Task brief → Spot each line in the records below where the word "durch" occurs, then copy it.
-- start Raw data --
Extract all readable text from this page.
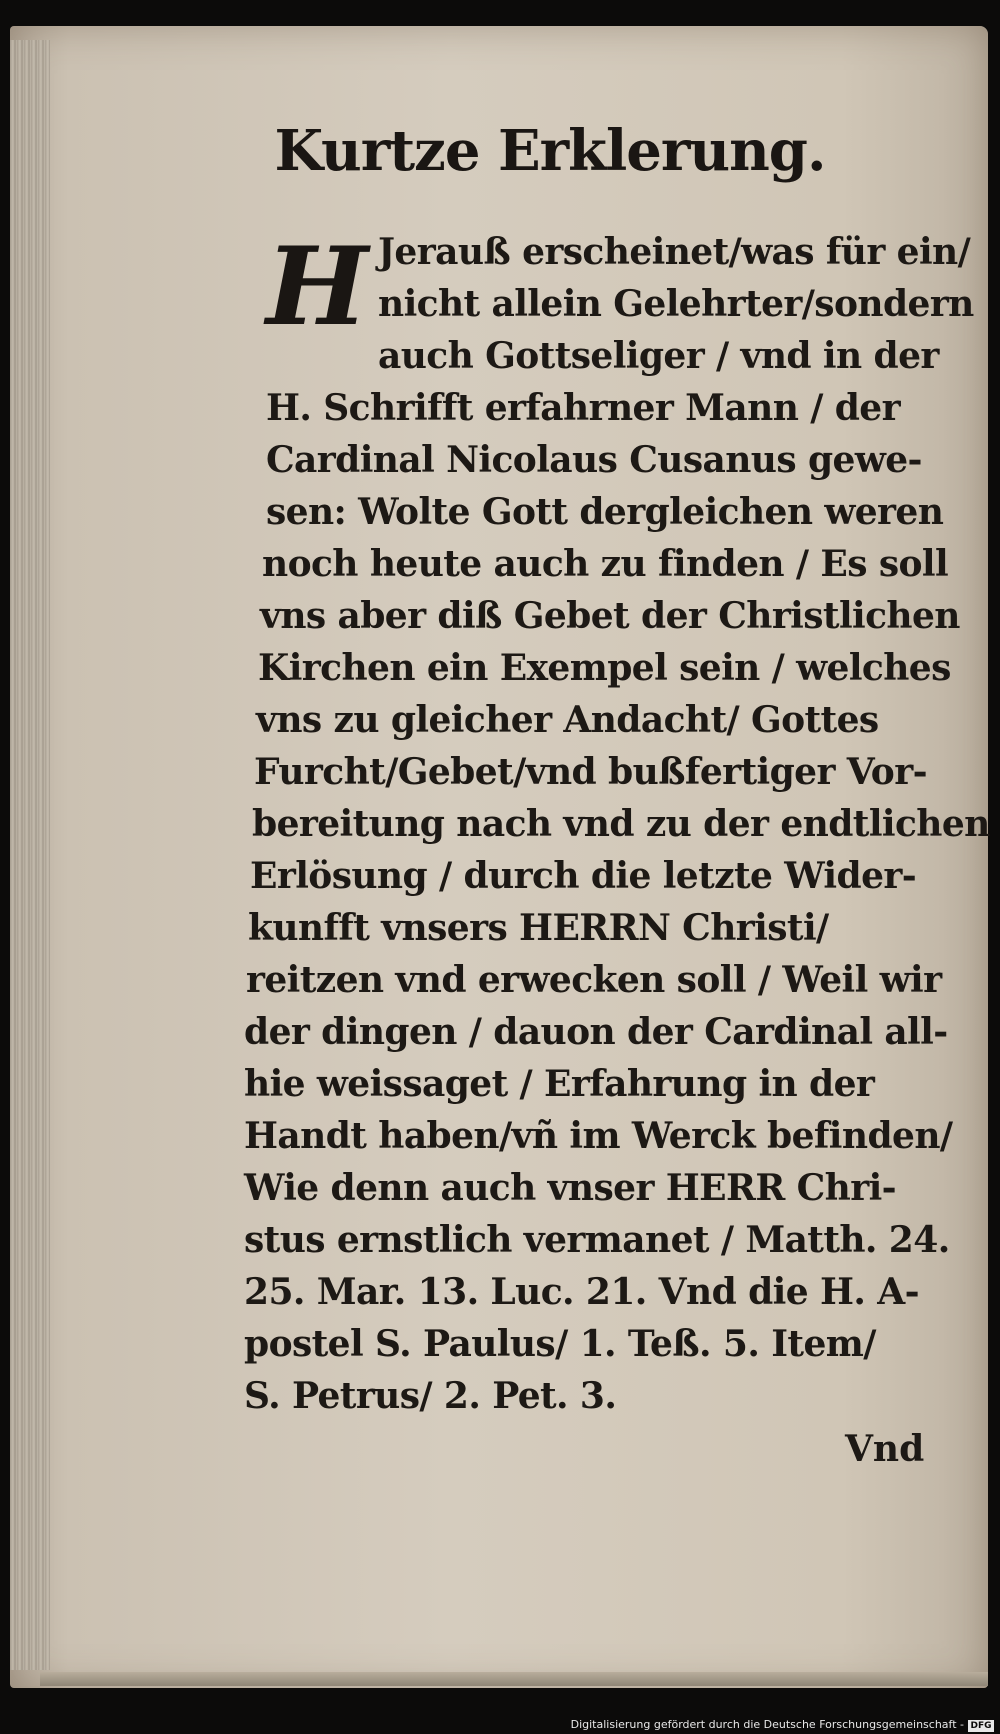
Kurtze Erklerung.
H Jerauß erscheinet/was für ein/

nicht allein Gelehrter/sondern

auch Gottseliger / vnd in der

H. Schrifft erfahrner Mann / der

Cardinal Nicolaus Cusanus gewe-

sen: Wolte Gott dergleichen weren

noch heute auch zu finden / Es soll

vns aber diß Gebet der Christlichen

Kirchen ein Exempel sein / welches

vns zu gleicher Andacht/ Gottes

Furcht/Gebet/vnd bußfertiger Vor-

bereitung nach vnd zu der endtlichen

Erlösung / durch die letzte Wider-

kunfft vnsers HERRN Christi/

reitzen vnd erwecken soll / Weil wir

der dingen / dauon der Cardinal all-

hie weissaget / Erfahrung in der

Handt haben/vñ im Werck befinden/

Wie denn auch vnser HERR Chri-

stus ernstlich vermanet / Matth. 24.

25. Mar. 13. Luc. 21. Vnd die H. A-

postel S. Paulus/ 1. Teß. 5. Item/

S. Petrus/ 2. Pet. 3.

Vnd
Digitalisierung gefördert durch die Deutsche Forschungsgemeinschaft - DFG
-- end Raw data --
Answer for this exercise →
Erlösung / durch die letzte Wider-
Digitalisierung gefördert durch die Deutsche Forschungsgemeinschaft - DFG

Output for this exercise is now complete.